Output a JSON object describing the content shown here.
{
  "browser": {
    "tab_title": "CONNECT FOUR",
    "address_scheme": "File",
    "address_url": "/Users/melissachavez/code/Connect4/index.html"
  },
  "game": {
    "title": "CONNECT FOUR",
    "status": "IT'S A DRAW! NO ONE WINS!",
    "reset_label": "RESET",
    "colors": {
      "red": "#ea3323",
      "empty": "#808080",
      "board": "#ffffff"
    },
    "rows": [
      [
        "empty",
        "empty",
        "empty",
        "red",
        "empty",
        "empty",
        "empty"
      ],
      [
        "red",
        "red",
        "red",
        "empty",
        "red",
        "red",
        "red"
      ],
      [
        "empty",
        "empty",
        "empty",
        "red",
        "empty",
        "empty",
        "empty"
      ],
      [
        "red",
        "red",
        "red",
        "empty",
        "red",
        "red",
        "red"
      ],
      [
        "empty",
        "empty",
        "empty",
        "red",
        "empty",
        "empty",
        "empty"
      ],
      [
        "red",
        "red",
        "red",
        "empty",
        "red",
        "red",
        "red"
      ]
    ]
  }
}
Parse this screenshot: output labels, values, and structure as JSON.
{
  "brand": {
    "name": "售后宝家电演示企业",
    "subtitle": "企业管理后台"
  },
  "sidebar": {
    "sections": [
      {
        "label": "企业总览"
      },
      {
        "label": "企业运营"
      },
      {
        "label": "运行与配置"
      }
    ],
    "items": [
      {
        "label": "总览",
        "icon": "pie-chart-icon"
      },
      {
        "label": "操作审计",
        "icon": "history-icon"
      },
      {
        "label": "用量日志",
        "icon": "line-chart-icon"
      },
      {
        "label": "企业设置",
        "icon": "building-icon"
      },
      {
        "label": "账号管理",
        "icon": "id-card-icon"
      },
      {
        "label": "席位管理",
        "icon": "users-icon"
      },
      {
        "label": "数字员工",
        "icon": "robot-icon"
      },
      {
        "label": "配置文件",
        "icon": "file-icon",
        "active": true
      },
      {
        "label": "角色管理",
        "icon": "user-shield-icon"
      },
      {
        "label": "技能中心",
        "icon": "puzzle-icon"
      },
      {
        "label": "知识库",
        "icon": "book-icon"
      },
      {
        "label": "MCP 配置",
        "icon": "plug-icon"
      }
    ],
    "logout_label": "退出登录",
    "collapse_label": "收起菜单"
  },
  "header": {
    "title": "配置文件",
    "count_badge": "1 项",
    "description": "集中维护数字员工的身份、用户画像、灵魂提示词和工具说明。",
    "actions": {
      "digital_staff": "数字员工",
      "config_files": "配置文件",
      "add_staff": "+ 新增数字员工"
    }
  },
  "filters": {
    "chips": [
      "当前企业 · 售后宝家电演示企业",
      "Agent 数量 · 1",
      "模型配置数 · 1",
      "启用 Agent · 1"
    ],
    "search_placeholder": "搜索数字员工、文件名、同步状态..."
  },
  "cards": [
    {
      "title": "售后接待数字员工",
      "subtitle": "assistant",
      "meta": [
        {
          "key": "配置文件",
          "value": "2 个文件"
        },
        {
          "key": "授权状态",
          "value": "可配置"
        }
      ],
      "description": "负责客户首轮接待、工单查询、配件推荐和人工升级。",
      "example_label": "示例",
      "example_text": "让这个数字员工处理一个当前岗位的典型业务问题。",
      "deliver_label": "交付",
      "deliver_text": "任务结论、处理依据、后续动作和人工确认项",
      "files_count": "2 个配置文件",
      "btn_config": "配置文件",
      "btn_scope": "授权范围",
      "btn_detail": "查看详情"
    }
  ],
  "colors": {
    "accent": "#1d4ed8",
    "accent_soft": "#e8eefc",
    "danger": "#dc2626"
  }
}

SET TASK: Type out all of the material again, word for word.

FINAL RESULT:
Output a JSON object describing the content shown here.
{
  "browser": {
    "tab_title": "CONNECT FOUR",
    "address_scheme": "File",
    "address_url": "/Users/melissachavez/code/Connect4/index.html"
  },
  "game": {
    "title": "CONNECT FOUR",
    "status": "IT'S A DRAW! NO ONE WINS!",
    "reset_label": "RESET",
    "colors": {
      "red": "#ea3323",
      "empty": "#808080",
      "board": "#ffffff"
    },
    "rows": [
      [
        "empty",
        "empty",
        "empty",
        "red",
        "empty",
        "empty",
        "empty"
      ],
      [
        "red",
        "red",
        "red",
        "empty",
        "red",
        "red",
        "red"
      ],
      [
        "empty",
        "empty",
        "empty",
        "red",
        "empty",
        "empty",
        "empty"
      ],
      [
        "red",
        "red",
        "red",
        "empty",
        "red",
        "red",
        "red"
      ],
      [
        "empty",
        "empty",
        "empty",
        "red",
        "empty",
        "empty",
        "empty"
      ],
      [
        "red",
        "red",
        "red",
        "empty",
        "red",
        "red",
        "red"
      ]
    ]
  }
}
Parse this screenshot: output labels, values, and structure as JSON.
{
  "brand": {
    "name": "售后宝家电演示企业",
    "subtitle": "企业管理后台"
  },
  "sidebar": {
    "sections": [
      {
        "label": "企业总览"
      },
      {
        "label": "企业运营"
      },
      {
        "label": "运行与配置"
      }
    ],
    "items": [
      {
        "label": "总览",
        "icon": "pie-chart-icon"
      },
      {
        "label": "操作审计",
        "icon": "history-icon"
      },
      {
        "label": "用量日志",
        "icon": "line-chart-icon"
      },
      {
        "label": "企业设置",
        "icon": "building-icon"
      },
      {
        "label": "账号管理",
        "icon": "id-card-icon"
      },
      {
        "label": "席位管理",
        "icon": "users-icon"
      },
      {
        "label": "数字员工",
        "icon": "robot-icon"
      },
      {
        "label": "配置文件",
        "icon": "file-icon",
        "active": true
      },
      {
        "label": "角色管理",
        "icon": "user-shield-icon"
      },
      {
        "label": "技能中心",
        "icon": "puzzle-icon"
      },
      {
        "label": "知识库",
        "icon": "book-icon"
      },
      {
        "label": "MCP 配置",
        "icon": "plug-icon"
      }
    ],
    "logout_label": "退出登录",
    "collapse_label": "收起菜单"
  },
  "header": {
    "title": "配置文件",
    "count_badge": "1 项",
    "description": "集中维护数字员工的身份、用户画像、灵魂提示词和工具说明。",
    "actions": {
      "digital_staff": "数字员工",
      "config_files": "配置文件",
      "add_staff": "+ 新增数字员工"
    }
  },
  "filters": {
    "chips": [
      "当前企业 · 售后宝家电演示企业",
      "Agent 数量 · 1",
      "模型配置数 · 1",
      "启用 Agent · 1"
    ],
    "search_placeholder": "搜索数字员工、文件名、同步状态..."
  },
  "cards": [
    {
      "title": "售后接待数字员工",
      "subtitle": "assistant",
      "meta": [
        {
          "key": "配置文件",
          "value": "2 个文件"
        },
        {
          "key": "授权状态",
          "value": "可配置"
        }
      ],
      "description": "负责客户首轮接待、工单查询、配件推荐和人工升级。",
      "example_label": "示例",
      "example_text": "让这个数字员工处理一个当前岗位的典型业务问题。",
      "deliver_label": "交付",
      "deliver_text": "任务结论、处理依据、后续动作和人工确认项",
      "files_count": "2 个配置文件",
      "btn_config": "配置文件",
      "btn_scope": "授权范围",
      "btn_detail": "查看详情"
    }
  ],
  "colors": {
    "accent": "#1d4ed8",
    "accent_soft": "#e8eefc",
    "danger": "#dc2626"
  }
}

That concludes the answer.